--- START Material provided ---

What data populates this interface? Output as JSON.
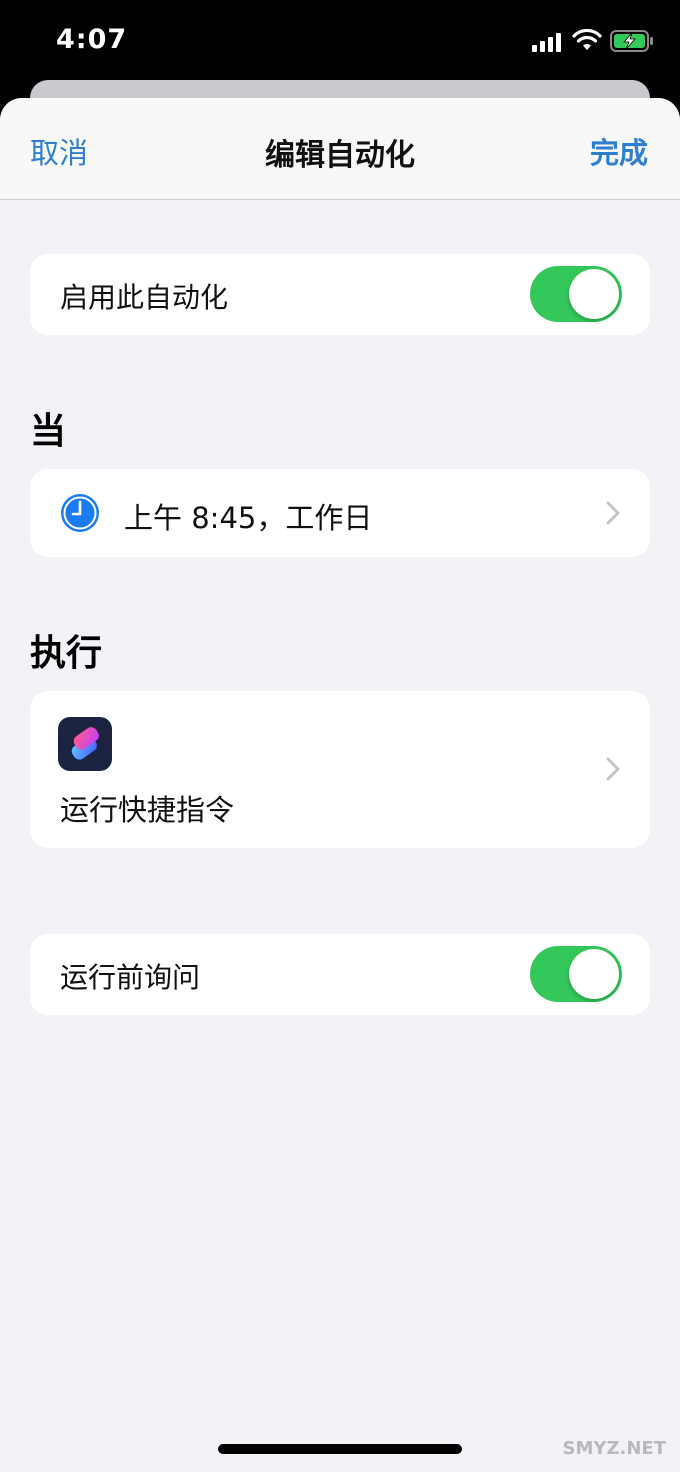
{
  "status_bar": {
    "time": "4:07",
    "icons": [
      "signal-icon",
      "wifi-icon",
      "battery-charging-icon"
    ]
  },
  "nav": {
    "cancel_label": "取消",
    "title": "编辑自动化",
    "done_label": "完成"
  },
  "enable_row": {
    "label": "启用此自动化",
    "toggle_on": true
  },
  "when_section": {
    "header": "当",
    "trigger": {
      "icon": "clock-icon",
      "label": "上午 8:45，工作日"
    }
  },
  "do_section": {
    "header": "执行",
    "action": {
      "icon": "shortcuts-app-icon",
      "label": "运行快捷指令"
    }
  },
  "ask_row": {
    "label": "运行前询问",
    "toggle_on": true
  },
  "watermark": "SMYZ.NET",
  "colors": {
    "accent": "#2f7fd0",
    "toggle_on": "#34c759",
    "background": "#f2f2f7",
    "clock": "#1a7cf0"
  }
}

--- END Material provided ---

Print all of the entries word for word. Skip any images they contain.

What data populates this interface? Output as JSON.
{
  "status_bar": {
    "time": "4:07",
    "icons": [
      "signal-icon",
      "wifi-icon",
      "battery-charging-icon"
    ]
  },
  "nav": {
    "cancel_label": "取消",
    "title": "编辑自动化",
    "done_label": "完成"
  },
  "enable_row": {
    "label": "启用此自动化",
    "toggle_on": true
  },
  "when_section": {
    "header": "当",
    "trigger": {
      "icon": "clock-icon",
      "label": "上午 8:45，工作日"
    }
  },
  "do_section": {
    "header": "执行",
    "action": {
      "icon": "shortcuts-app-icon",
      "label": "运行快捷指令"
    }
  },
  "ask_row": {
    "label": "运行前询问",
    "toggle_on": true
  },
  "watermark": "SMYZ.NET",
  "colors": {
    "accent": "#2f7fd0",
    "toggle_on": "#34c759",
    "background": "#f2f2f7",
    "clock": "#1a7cf0"
  }
}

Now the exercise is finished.